(Data listing):
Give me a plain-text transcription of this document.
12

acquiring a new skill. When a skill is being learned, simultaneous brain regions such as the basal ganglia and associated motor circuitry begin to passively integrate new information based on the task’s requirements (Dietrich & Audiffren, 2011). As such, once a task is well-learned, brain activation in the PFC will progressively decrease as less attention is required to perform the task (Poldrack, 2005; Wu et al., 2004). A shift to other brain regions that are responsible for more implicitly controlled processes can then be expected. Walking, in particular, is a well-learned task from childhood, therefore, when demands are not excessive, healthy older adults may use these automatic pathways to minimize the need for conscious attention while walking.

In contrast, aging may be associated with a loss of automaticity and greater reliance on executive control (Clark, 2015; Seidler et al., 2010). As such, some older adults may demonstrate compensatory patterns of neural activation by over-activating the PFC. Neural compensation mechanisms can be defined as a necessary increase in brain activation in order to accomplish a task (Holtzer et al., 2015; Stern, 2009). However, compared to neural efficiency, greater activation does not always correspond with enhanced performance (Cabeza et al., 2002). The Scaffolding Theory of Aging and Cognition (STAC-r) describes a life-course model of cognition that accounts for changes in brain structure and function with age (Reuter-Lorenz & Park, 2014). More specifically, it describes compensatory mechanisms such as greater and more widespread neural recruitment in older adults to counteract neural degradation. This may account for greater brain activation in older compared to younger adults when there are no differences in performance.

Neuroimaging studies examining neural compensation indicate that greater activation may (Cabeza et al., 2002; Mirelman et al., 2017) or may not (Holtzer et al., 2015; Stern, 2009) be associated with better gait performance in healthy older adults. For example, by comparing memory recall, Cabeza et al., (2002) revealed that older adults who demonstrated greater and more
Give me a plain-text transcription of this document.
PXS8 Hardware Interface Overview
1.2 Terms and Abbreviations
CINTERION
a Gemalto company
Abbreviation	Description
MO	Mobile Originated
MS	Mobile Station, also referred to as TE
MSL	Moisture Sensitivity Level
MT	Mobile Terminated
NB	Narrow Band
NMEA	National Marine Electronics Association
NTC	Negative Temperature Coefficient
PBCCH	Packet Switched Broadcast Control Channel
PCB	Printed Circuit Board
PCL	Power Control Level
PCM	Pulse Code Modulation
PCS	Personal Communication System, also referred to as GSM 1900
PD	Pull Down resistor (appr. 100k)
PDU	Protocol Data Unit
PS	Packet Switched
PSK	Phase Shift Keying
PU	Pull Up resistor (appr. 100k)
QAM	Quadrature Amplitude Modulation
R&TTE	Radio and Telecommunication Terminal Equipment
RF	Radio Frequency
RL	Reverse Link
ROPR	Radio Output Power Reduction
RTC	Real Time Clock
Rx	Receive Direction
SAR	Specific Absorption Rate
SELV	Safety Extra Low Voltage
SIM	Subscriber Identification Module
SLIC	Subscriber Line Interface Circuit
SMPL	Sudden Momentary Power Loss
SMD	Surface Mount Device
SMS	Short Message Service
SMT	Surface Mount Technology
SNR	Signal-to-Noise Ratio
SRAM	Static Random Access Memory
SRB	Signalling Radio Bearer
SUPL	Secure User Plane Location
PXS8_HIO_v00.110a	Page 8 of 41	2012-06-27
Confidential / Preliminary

(Task details): Copy out all lines above that include the string "associated".

(Answer to the problem):
acquiring a new skill. When a skill is being learned, simultaneous brain regions such as the basal ganglia and associated motor circuitry begin to passively integrate new information based on the task’s requirements (Dietrich & Audiffren, 2011). As such, once a task is well-learned, brain activation in the PFC will progressively decrease as less attention is required to perform the task (Poldrack, 2005; Wu et al., 2004). A shift to other brain regions that are responsible for more implicitly controlled processes can then be expected. Walking, in particular, is a well-learned task from childhood, therefore, when demands are not excessive, healthy older adults may use these automatic pathways to minimize the need for conscious attention while walking.
In contrast, aging may be associated with a loss of automaticity and greater reliance on executive control (Clark, 2015; Seidler et al., 2010). As such, some older adults may demonstrate compensatory patterns of neural activation by over-activating the PFC. Neural compensation mechanisms can be defined as a necessary increase in brain activation in order to accomplish a task (Holtzer et al., 2015; Stern, 2009). However, compared to neural efficiency, greater activation does not always correspond with enhanced performance (Cabeza et al., 2002). The Scaffolding Theory of Aging and Cognition (STAC-r) describes a life-course model of cognition that accounts for changes in brain structure and function with age (Reuter-Lorenz & Park, 2014). More specifically, it describes compensatory mechanisms such as greater and more widespread neural recruitment in older adults to counteract neural degradation. This may account for greater brain activation in older compared to younger adults when there are no differences in performance.
Neuroimaging studies examining neural compensation indicate that greater activation may (Cabeza et al., 2002; Mirelman et al., 2017) or may not (Holtzer et al., 2015; Stern, 2009) be associated with better gait performance in healthy older adults. For example, by comparing memory recall, Cabeza et al., (2002) revealed that older adults who demonstrated greater and more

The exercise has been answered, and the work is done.